**To do**
Records follow. Pull out every line that contains "Quantity".

>> start

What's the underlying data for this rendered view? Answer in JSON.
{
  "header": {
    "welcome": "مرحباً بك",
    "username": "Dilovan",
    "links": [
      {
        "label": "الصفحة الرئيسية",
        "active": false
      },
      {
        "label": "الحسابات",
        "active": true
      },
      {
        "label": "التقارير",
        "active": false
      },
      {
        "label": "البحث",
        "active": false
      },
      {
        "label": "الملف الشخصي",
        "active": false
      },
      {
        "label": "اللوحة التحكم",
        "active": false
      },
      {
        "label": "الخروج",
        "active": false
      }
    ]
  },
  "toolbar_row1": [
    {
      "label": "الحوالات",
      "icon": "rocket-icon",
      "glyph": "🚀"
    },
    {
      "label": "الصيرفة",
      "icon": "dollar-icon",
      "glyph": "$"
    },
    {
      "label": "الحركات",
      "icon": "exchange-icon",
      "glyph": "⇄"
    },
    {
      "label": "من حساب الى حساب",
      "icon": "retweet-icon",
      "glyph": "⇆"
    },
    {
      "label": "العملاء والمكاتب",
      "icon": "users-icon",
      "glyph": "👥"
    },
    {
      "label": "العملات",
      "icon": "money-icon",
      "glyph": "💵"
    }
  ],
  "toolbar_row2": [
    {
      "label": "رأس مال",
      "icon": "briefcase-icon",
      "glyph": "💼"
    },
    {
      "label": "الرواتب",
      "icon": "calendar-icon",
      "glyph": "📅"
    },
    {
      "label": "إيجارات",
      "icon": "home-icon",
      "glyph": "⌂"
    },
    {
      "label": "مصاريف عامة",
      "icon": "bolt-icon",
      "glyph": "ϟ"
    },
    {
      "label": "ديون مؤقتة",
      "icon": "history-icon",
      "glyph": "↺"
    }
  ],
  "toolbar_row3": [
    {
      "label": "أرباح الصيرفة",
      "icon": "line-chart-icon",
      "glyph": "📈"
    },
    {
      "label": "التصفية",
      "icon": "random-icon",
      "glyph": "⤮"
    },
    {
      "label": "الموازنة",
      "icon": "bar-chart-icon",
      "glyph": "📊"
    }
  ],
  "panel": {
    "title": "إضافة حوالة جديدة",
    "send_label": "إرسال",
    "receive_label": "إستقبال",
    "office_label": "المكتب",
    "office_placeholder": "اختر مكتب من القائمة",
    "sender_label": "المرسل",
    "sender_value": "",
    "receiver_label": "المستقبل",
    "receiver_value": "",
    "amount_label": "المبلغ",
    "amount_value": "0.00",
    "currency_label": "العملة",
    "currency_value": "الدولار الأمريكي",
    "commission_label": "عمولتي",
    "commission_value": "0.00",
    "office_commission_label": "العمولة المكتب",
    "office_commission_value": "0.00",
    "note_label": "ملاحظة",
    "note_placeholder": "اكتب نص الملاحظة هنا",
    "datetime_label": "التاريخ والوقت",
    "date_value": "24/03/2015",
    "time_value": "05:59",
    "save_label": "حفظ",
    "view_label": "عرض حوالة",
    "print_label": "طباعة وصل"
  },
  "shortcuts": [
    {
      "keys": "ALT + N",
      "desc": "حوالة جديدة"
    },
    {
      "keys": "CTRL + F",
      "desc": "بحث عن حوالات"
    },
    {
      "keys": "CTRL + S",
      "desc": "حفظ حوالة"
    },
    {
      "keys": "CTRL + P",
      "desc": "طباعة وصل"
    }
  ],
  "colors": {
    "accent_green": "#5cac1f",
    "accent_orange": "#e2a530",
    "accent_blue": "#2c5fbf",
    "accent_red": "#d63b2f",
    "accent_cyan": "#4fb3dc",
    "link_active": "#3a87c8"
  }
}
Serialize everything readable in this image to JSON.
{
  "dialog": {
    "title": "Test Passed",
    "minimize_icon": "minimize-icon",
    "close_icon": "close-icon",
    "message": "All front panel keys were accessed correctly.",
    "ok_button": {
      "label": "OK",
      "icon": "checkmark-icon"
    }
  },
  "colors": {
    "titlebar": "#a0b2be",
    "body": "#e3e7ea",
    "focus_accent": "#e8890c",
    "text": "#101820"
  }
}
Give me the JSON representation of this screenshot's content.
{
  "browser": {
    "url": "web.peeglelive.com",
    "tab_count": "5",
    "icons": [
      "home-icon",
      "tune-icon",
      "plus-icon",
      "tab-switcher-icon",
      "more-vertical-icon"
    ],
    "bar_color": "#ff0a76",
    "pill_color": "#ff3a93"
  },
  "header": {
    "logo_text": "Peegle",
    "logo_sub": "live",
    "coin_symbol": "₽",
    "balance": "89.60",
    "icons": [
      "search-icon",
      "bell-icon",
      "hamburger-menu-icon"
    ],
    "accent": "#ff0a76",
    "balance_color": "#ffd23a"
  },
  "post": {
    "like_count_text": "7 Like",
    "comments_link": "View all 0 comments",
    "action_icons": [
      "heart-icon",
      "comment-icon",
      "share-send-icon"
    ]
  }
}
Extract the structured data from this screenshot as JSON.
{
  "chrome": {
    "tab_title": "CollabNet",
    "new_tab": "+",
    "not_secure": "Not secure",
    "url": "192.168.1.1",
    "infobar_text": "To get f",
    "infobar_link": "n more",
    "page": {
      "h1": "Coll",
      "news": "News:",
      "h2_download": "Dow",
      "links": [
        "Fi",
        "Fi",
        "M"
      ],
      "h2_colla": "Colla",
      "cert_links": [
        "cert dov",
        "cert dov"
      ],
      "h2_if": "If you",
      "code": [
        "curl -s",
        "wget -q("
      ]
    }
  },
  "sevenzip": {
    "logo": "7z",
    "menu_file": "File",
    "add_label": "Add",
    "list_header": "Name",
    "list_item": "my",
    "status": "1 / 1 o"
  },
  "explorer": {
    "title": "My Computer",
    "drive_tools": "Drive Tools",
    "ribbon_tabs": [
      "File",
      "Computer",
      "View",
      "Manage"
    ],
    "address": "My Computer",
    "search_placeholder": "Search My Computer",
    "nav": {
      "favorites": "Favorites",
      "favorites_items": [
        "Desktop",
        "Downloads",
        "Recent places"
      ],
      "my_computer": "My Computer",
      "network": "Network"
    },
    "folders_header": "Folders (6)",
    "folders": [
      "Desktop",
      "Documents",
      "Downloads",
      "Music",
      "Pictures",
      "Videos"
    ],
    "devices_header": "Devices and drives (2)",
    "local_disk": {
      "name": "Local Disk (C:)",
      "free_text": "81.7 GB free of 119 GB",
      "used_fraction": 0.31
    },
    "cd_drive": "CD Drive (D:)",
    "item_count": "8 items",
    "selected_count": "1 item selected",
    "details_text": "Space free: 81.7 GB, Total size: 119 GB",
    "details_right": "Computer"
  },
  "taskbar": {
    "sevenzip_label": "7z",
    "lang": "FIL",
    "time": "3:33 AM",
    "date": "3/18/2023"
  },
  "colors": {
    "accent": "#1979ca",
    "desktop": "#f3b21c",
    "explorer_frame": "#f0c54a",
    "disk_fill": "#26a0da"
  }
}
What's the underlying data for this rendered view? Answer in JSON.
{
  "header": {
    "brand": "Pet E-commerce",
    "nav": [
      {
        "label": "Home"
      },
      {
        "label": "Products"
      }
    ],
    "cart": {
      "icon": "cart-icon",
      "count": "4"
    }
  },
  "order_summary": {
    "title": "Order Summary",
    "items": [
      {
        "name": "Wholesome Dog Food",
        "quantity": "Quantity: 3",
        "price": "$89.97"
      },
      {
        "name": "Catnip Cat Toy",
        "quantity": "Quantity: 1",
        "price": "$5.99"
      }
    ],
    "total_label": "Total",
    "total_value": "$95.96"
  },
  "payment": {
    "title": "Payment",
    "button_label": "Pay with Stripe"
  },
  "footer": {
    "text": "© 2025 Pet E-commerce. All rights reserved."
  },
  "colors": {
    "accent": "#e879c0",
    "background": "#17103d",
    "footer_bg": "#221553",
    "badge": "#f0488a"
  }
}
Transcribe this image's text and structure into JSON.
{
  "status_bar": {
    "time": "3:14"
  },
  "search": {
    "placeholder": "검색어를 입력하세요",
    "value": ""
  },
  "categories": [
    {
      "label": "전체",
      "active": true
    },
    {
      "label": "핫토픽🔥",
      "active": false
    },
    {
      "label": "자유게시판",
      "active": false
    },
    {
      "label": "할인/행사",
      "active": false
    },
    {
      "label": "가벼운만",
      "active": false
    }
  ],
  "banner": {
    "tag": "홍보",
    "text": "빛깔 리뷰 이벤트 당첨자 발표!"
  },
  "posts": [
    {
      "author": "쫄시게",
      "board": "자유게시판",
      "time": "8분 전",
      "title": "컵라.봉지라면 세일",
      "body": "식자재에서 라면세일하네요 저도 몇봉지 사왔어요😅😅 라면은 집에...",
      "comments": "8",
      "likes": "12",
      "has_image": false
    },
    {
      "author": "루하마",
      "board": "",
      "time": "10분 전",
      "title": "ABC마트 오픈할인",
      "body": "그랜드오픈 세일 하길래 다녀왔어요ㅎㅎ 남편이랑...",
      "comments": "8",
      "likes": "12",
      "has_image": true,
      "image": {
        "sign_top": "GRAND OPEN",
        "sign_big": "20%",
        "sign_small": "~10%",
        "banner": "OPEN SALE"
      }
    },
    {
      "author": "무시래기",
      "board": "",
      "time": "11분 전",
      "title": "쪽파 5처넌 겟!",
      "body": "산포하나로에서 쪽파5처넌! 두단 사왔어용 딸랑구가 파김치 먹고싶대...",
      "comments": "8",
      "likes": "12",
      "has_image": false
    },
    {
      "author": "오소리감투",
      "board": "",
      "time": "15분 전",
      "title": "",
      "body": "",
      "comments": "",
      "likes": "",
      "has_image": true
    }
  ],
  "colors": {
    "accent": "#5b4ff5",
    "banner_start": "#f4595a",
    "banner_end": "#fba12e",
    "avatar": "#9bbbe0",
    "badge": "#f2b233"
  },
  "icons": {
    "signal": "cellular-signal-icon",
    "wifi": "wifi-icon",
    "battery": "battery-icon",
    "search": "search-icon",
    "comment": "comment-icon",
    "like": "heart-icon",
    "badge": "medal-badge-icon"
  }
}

>> end

**Task answer**
        "quantity": "Quantity: 3",
        "quantity": "Quantity: 1",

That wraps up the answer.